**The problem**
Write the listing out again, all of it, word for word.

Raw records
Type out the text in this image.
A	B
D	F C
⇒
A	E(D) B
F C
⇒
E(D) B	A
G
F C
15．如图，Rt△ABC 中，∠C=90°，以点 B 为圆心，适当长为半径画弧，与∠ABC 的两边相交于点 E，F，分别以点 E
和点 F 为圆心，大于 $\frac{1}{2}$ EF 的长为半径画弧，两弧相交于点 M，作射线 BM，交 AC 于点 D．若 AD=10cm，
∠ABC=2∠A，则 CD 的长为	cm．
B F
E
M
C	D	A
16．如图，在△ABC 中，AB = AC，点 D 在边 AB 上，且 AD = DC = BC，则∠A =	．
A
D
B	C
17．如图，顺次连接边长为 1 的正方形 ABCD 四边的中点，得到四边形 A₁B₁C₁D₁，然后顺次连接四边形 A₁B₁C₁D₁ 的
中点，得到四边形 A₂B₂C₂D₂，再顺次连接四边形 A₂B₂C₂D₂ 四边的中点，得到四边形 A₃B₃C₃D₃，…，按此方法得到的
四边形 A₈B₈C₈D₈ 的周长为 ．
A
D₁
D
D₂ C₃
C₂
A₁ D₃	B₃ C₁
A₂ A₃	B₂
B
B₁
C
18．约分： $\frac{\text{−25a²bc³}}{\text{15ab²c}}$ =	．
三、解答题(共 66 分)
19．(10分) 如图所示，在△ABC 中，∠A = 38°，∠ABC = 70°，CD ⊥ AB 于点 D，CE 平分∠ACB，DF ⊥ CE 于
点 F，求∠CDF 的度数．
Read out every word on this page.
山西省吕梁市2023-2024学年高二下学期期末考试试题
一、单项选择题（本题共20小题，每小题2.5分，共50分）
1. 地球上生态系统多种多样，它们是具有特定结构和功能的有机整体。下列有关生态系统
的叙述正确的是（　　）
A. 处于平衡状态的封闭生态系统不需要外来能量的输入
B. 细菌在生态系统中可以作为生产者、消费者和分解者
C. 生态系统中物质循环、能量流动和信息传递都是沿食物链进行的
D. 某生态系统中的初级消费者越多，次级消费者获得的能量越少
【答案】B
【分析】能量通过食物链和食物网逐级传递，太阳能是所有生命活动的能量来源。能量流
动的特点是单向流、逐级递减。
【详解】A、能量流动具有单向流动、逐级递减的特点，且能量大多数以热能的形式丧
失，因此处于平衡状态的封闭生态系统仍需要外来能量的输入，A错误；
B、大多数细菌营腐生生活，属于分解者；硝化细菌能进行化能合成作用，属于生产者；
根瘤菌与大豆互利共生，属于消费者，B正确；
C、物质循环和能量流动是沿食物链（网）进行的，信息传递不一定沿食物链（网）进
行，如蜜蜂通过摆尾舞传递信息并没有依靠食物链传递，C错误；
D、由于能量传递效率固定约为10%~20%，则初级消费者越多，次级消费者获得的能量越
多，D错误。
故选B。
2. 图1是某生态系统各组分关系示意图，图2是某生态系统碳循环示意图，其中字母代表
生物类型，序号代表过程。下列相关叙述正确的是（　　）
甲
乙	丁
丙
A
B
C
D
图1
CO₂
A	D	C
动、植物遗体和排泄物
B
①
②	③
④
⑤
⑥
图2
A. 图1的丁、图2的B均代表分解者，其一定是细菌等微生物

**Finished exercise**
Type out the text in this image.
A	B
D	F C
⇒
A	E(D) B
F C
⇒
E(D) B	A
G
F C
15．如图，Rt△ABC 中，∠C=90°，以点 B 为圆心，适当长为半径画弧，与∠ABC 的两边相交于点 E，F，分别以点 E
和点 F 为圆心，大于 $\frac{1}{2}$ EF 的长为半径画弧，两弧相交于点 M，作射线 BM，交 AC 于点 D．若 AD=10cm，
∠ABC=2∠A，则 CD 的长为	cm．
B F
E
M
C	D	A
16．如图，在△ABC 中，AB = AC，点 D 在边 AB 上，且 AD = DC = BC，则∠A =	．
A
D
B	C
17．如图，顺次连接边长为 1 的正方形 ABCD 四边的中点，得到四边形 A₁B₁C₁D₁，然后顺次连接四边形 A₁B₁C₁D₁ 的
中点，得到四边形 A₂B₂C₂D₂，再顺次连接四边形 A₂B₂C₂D₂ 四边的中点，得到四边形 A₃B₃C₃D₃，…，按此方法得到的
四边形 A₈B₈C₈D₈ 的周长为 ．
A
D₁
D
D₂ C₃
C₂
A₁ D₃	B₃ C₁
A₂ A₃	B₂
B
B₁
C
18．约分： $\frac{\text{−25a²bc³}}{\text{15ab²c}}$ =	．
三、解答题(共 66 分)
19．(10分) 如图所示，在△ABC 中，∠A = 38°，∠ABC = 70°，CD ⊥ AB 于点 D，CE 平分∠ACB，DF ⊥ CE 于
点 F，求∠CDF 的度数．
Read out every word on this page.
山西省吕梁市2023-2024学年高二下学期期末考试试题
一、单项选择题（本题共20小题，每小题2.5分，共50分）
1. 地球上生态系统多种多样，它们是具有特定结构和功能的有机整体。下列有关生态系统
的叙述正确的是（　　）
A. 处于平衡状态的封闭生态系统不需要外来能量的输入
B. 细菌在生态系统中可以作为生产者、消费者和分解者
C. 生态系统中物质循环、能量流动和信息传递都是沿食物链进行的
D. 某生态系统中的初级消费者越多，次级消费者获得的能量越少
【答案】B
【分析】能量通过食物链和食物网逐级传递，太阳能是所有生命活动的能量来源。能量流
动的特点是单向流、逐级递减。
【详解】A、能量流动具有单向流动、逐级递减的特点，且能量大多数以热能的形式丧
失，因此处于平衡状态的封闭生态系统仍需要外来能量的输入，A错误；
B、大多数细菌营腐生生活，属于分解者；硝化细菌能进行化能合成作用，属于生产者；
根瘤菌与大豆互利共生，属于消费者，B正确；
C、物质循环和能量流动是沿食物链（网）进行的，信息传递不一定沿食物链（网）进
行，如蜜蜂通过摆尾舞传递信息并没有依靠食物链传递，C错误；
D、由于能量传递效率固定约为10%~20%，则初级消费者越多，次级消费者获得的能量越
多，D错误。
故选B。
2. 图1是某生态系统各组分关系示意图，图2是某生态系统碳循环示意图，其中字母代表
生物类型，序号代表过程。下列相关叙述正确的是（　　）
甲
乙	丁
丙
A
B
C
D
图1
CO₂
A	D	C
动、植物遗体和排泄物
B
①
②	③
④
⑤
⑥
图2
A. 图1的丁、图2的B均代表分解者，其一定是细菌等微生物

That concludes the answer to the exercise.